### REQUEST
Can you retype every record below exactly as written?

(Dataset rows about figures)
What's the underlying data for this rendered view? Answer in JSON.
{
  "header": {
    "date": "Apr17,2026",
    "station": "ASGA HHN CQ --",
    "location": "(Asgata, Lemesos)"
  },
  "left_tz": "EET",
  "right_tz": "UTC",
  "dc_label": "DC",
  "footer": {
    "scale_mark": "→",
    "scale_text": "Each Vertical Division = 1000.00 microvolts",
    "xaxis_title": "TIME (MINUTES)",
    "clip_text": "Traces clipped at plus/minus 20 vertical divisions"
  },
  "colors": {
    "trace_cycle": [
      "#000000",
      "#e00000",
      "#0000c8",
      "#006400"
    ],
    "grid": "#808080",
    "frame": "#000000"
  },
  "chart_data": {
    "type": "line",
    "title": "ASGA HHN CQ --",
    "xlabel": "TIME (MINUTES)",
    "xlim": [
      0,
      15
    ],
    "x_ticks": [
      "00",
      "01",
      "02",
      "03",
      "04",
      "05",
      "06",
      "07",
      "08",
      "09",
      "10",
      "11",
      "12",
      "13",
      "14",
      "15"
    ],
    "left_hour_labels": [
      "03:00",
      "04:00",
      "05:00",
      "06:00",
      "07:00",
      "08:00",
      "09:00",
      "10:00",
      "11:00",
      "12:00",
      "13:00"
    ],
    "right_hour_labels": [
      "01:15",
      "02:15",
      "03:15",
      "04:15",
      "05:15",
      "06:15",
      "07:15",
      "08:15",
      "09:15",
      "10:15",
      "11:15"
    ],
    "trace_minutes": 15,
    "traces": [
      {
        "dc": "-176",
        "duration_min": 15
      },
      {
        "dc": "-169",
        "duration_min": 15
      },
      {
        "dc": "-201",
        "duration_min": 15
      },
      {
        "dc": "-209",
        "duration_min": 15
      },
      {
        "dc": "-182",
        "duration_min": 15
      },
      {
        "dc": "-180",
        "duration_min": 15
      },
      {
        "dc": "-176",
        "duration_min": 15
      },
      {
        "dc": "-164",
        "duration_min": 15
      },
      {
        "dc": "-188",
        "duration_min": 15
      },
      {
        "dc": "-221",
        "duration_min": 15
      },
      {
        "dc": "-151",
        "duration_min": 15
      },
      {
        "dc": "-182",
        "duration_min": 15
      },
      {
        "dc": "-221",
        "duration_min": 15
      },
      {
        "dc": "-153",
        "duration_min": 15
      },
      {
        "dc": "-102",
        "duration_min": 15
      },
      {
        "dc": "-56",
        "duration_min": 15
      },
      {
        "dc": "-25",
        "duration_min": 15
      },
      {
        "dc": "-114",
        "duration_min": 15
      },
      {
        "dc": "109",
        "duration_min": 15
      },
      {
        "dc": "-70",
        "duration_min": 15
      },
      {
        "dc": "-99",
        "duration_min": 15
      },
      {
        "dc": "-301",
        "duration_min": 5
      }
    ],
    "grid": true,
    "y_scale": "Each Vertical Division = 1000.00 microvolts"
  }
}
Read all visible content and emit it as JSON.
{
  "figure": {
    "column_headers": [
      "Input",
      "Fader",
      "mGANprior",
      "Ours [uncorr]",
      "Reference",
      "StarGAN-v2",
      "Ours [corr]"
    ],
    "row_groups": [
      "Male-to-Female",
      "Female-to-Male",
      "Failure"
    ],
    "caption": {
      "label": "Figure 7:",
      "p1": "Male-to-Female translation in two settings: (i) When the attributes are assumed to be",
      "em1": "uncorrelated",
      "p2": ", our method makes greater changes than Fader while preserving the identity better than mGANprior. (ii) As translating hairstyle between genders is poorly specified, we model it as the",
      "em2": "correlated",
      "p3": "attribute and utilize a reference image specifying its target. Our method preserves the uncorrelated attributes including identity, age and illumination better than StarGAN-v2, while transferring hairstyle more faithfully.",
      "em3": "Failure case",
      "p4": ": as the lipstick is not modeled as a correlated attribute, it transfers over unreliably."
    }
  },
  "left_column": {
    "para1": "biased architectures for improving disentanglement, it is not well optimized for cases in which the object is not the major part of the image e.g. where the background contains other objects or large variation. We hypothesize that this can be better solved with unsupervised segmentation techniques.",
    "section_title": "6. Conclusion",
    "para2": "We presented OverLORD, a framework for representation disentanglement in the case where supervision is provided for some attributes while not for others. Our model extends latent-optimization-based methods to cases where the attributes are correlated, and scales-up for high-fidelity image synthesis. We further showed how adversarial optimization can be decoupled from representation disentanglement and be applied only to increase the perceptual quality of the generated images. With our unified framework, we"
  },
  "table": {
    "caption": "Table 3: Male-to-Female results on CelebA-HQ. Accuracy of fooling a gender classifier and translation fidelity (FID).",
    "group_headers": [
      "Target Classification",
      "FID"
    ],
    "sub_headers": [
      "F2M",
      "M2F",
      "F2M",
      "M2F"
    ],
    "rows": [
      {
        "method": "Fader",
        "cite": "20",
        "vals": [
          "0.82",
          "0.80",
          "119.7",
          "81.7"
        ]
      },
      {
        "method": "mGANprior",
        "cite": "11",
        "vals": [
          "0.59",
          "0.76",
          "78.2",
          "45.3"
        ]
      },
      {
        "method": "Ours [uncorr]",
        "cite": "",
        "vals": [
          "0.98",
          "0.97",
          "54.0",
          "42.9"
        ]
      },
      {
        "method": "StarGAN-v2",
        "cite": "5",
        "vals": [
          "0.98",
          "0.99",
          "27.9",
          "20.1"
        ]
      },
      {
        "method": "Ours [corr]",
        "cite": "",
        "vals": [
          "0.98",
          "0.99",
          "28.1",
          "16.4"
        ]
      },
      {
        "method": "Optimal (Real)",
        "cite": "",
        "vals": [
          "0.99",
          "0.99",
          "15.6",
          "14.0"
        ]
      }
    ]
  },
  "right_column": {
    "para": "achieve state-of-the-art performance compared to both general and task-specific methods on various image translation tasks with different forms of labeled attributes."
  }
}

### RESULT OF THE EXERCISE
What's the underlying data for this rendered view? Answer in JSON.
{
  "header": {
    "date": "Apr17,2026",
    "station": "ASGA HHN CQ --",
    "location": "(Asgata, Lemesos)"
  },
  "left_tz": "EET",
  "right_tz": "UTC",
  "dc_label": "DC",
  "footer": {
    "scale_mark": "→",
    "scale_text": "Each Vertical Division = 1000.00 microvolts",
    "xaxis_title": "TIME (MINUTES)",
    "clip_text": "Traces clipped at plus/minus 20 vertical divisions"
  },
  "colors": {
    "trace_cycle": [
      "#000000",
      "#e00000",
      "#0000c8",
      "#006400"
    ],
    "grid": "#808080",
    "frame": "#000000"
  },
  "chart_data": {
    "type": "line",
    "title": "ASGA HHN CQ --",
    "xlabel": "TIME (MINUTES)",
    "xlim": [
      0,
      15
    ],
    "x_ticks": [
      "00",
      "01",
      "02",
      "03",
      "04",
      "05",
      "06",
      "07",
      "08",
      "09",
      "10",
      "11",
      "12",
      "13",
      "14",
      "15"
    ],
    "left_hour_labels": [
      "03:00",
      "04:00",
      "05:00",
      "06:00",
      "07:00",
      "08:00",
      "09:00",
      "10:00",
      "11:00",
      "12:00",
      "13:00"
    ],
    "right_hour_labels": [
      "01:15",
      "02:15",
      "03:15",
      "04:15",
      "05:15",
      "06:15",
      "07:15",
      "08:15",
      "09:15",
      "10:15",
      "11:15"
    ],
    "trace_minutes": 15,
    "traces": [
      {
        "dc": "-176",
        "duration_min": 15
      },
      {
        "dc": "-169",
        "duration_min": 15
      },
      {
        "dc": "-201",
        "duration_min": 15
      },
      {
        "dc": "-209",
        "duration_min": 15
      },
      {
        "dc": "-182",
        "duration_min": 15
      },
      {
        "dc": "-180",
        "duration_min": 15
      },
      {
        "dc": "-176",
        "duration_min": 15
      },
      {
        "dc": "-164",
        "duration_min": 15
      },
      {
        "dc": "-188",
        "duration_min": 15
      },
      {
        "dc": "-221",
        "duration_min": 15
      },
      {
        "dc": "-151",
        "duration_min": 15
      },
      {
        "dc": "-182",
        "duration_min": 15
      },
      {
        "dc": "-221",
        "duration_min": 15
      },
      {
        "dc": "-153",
        "duration_min": 15
      },
      {
        "dc": "-102",
        "duration_min": 15
      },
      {
        "dc": "-56",
        "duration_min": 15
      },
      {
        "dc": "-25",
        "duration_min": 15
      },
      {
        "dc": "-114",
        "duration_min": 15
      },
      {
        "dc": "109",
        "duration_min": 15
      },
      {
        "dc": "-70",
        "duration_min": 15
      },
      {
        "dc": "-99",
        "duration_min": 15
      },
      {
        "dc": "-301",
        "duration_min": 5
      }
    ],
    "grid": true,
    "y_scale": "Each Vertical Division = 1000.00 microvolts"
  }
}
Read all visible content and emit it as JSON.
{
  "figure": {
    "column_headers": [
      "Input",
      "Fader",
      "mGANprior",
      "Ours [uncorr]",
      "Reference",
      "StarGAN-v2",
      "Ours [corr]"
    ],
    "row_groups": [
      "Male-to-Female",
      "Female-to-Male",
      "Failure"
    ],
    "caption": {
      "label": "Figure 7:",
      "p1": "Male-to-Female translation in two settings: (i) When the attributes are assumed to be",
      "em1": "uncorrelated",
      "p2": ", our method makes greater changes than Fader while preserving the identity better than mGANprior. (ii) As translating hairstyle between genders is poorly specified, we model it as the",
      "em2": "correlated",
      "p3": "attribute and utilize a reference image specifying its target. Our method preserves the uncorrelated attributes including identity, age and illumination better than StarGAN-v2, while transferring hairstyle more faithfully.",
      "em3": "Failure case",
      "p4": ": as the lipstick is not modeled as a correlated attribute, it transfers over unreliably."
    }
  },
  "left_column": {
    "para1": "biased architectures for improving disentanglement, it is not well optimized for cases in which the object is not the major part of the image e.g. where the background contains other objects or large variation. We hypothesize that this can be better solved with unsupervised segmentation techniques.",
    "section_title": "6. Conclusion",
    "para2": "We presented OverLORD, a framework for representation disentanglement in the case where supervision is provided for some attributes while not for others. Our model extends latent-optimization-based methods to cases where the attributes are correlated, and scales-up for high-fidelity image synthesis. We further showed how adversarial optimization can be decoupled from representation disentanglement and be applied only to increase the perceptual quality of the generated images. With our unified framework, we"
  },
  "table": {
    "caption": "Table 3: Male-to-Female results on CelebA-HQ. Accuracy of fooling a gender classifier and translation fidelity (FID).",
    "group_headers": [
      "Target Classification",
      "FID"
    ],
    "sub_headers": [
      "F2M",
      "M2F",
      "F2M",
      "M2F"
    ],
    "rows": [
      {
        "method": "Fader",
        "cite": "20",
        "vals": [
          "0.82",
          "0.80",
          "119.7",
          "81.7"
        ]
      },
      {
        "method": "mGANprior",
        "cite": "11",
        "vals": [
          "0.59",
          "0.76",
          "78.2",
          "45.3"
        ]
      },
      {
        "method": "Ours [uncorr]",
        "cite": "",
        "vals": [
          "0.98",
          "0.97",
          "54.0",
          "42.9"
        ]
      },
      {
        "method": "StarGAN-v2",
        "cite": "5",
        "vals": [
          "0.98",
          "0.99",
          "27.9",
          "20.1"
        ]
      },
      {
        "method": "Ours [corr]",
        "cite": "",
        "vals": [
          "0.98",
          "0.99",
          "28.1",
          "16.4"
        ]
      },
      {
        "method": "Optimal (Real)",
        "cite": "",
        "vals": [
          "0.99",
          "0.99",
          "15.6",
          "14.0"
        ]
      }
    ]
  },
  "right_column": {
    "para": "achieve state-of-the-art performance compared to both general and task-specific methods on various image translation tasks with different forms of labeled attributes."
  }
}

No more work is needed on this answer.